━━━ Data for this task
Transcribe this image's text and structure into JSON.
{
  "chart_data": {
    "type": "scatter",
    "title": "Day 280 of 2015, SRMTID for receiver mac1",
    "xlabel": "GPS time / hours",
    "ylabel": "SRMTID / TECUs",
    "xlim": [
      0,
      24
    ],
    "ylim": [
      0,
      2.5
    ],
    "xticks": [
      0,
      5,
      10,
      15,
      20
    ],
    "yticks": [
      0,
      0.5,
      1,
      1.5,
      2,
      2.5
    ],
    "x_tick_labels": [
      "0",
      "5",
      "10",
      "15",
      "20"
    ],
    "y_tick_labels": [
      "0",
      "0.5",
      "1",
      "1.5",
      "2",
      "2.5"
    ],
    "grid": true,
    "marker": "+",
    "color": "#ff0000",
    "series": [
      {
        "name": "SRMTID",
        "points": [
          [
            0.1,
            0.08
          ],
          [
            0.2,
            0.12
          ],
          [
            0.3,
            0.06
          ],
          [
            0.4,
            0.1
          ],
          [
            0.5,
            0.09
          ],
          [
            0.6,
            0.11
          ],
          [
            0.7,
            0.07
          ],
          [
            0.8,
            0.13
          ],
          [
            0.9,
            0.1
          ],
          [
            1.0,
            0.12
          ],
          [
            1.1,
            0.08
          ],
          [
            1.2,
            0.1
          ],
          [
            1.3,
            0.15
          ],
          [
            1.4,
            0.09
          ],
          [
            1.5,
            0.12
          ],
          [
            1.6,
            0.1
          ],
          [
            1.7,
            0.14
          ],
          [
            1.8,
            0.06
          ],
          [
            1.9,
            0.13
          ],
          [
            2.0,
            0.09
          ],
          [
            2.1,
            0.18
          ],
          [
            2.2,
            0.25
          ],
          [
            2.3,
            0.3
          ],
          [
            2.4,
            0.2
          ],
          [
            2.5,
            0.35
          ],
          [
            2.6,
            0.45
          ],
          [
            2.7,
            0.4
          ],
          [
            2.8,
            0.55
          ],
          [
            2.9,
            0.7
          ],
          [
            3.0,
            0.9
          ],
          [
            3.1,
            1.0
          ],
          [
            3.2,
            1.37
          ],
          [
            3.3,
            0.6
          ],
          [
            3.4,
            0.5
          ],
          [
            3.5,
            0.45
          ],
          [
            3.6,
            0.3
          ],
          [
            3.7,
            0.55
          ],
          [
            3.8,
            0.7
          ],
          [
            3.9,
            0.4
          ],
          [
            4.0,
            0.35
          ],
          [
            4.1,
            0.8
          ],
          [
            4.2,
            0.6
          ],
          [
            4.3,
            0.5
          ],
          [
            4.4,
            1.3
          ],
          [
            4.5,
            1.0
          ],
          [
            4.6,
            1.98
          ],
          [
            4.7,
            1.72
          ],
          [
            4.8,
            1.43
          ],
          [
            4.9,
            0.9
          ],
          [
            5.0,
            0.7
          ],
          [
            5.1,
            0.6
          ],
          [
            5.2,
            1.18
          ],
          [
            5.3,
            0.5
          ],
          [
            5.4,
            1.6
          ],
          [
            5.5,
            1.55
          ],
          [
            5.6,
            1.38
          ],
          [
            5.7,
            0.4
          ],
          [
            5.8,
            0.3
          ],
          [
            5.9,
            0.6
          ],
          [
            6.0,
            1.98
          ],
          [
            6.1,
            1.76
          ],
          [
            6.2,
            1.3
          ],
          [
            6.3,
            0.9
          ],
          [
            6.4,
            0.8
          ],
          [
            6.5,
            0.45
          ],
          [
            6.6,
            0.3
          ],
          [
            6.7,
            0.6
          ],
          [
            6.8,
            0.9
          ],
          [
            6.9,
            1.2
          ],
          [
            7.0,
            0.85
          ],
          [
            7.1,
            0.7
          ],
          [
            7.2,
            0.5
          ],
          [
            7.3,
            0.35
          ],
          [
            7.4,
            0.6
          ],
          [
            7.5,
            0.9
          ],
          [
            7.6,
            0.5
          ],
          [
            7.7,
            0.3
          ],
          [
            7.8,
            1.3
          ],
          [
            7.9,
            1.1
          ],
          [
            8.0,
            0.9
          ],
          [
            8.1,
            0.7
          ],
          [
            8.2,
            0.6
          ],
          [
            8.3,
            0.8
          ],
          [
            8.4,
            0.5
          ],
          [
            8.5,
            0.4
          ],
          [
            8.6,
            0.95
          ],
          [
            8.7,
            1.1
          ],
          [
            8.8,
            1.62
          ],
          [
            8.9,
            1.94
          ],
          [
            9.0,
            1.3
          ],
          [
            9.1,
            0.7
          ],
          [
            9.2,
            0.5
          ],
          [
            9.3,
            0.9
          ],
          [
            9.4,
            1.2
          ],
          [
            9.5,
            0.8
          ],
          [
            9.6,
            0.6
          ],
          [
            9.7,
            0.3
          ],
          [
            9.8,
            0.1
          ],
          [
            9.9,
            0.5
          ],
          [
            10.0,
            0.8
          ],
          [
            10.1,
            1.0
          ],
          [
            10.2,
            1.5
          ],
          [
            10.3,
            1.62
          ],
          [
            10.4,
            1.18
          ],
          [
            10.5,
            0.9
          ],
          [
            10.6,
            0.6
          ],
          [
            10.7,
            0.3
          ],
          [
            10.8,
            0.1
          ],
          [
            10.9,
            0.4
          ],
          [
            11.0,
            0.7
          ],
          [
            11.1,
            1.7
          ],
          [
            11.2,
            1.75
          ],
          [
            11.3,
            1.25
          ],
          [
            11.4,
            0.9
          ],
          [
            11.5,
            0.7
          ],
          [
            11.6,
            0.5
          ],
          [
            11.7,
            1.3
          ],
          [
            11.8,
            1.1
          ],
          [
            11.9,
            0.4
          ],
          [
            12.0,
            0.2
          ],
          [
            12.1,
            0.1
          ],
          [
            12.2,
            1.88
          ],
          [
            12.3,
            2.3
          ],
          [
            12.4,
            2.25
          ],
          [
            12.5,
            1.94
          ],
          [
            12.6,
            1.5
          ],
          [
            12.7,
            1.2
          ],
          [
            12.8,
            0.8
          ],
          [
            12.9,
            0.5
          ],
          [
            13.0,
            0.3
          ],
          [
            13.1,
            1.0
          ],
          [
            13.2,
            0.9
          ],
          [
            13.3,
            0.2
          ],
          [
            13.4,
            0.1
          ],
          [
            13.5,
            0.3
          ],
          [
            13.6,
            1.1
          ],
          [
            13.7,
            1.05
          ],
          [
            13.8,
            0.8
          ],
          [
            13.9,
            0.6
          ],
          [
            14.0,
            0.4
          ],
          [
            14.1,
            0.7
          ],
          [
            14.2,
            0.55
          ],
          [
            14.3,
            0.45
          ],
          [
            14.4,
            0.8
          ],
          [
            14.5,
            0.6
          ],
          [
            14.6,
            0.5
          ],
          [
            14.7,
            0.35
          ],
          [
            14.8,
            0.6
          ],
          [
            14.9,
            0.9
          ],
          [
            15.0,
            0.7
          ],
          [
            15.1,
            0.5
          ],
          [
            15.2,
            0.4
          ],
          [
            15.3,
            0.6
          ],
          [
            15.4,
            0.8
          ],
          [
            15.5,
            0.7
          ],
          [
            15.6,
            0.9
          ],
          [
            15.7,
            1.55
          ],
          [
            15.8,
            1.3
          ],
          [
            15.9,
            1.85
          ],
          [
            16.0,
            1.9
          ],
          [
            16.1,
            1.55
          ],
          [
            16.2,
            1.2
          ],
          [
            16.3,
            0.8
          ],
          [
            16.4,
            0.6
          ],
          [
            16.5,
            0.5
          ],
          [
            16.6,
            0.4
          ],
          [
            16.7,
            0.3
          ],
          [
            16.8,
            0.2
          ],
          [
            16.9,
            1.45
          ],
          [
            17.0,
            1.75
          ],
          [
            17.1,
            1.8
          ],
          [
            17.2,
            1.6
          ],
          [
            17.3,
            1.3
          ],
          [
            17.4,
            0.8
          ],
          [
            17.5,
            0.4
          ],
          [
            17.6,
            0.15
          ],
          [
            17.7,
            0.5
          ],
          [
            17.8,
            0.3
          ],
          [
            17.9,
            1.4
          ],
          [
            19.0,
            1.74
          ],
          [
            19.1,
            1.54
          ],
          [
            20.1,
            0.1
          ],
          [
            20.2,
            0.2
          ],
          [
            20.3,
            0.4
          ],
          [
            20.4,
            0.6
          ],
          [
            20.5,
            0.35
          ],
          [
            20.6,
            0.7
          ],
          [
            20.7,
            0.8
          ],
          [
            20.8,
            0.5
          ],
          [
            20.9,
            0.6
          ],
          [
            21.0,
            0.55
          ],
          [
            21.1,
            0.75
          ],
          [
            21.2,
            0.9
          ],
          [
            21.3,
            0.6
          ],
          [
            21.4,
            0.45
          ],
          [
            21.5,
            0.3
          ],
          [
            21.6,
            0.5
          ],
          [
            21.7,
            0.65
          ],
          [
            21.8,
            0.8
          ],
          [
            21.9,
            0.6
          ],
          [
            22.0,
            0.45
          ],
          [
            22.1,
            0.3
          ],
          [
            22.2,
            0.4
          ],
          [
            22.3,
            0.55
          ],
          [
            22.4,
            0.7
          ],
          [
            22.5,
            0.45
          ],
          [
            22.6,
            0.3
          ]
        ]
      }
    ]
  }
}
━━━━━━
What you will do> Select from the material above each line in which the string "SRMTID" appears, and list those lines.

Complete answer>
    "title": "Day 280 of 2015, SRMTID for receiver mac1",
    "ylabel": "SRMTID / TECUs",
        "name": "SRMTID",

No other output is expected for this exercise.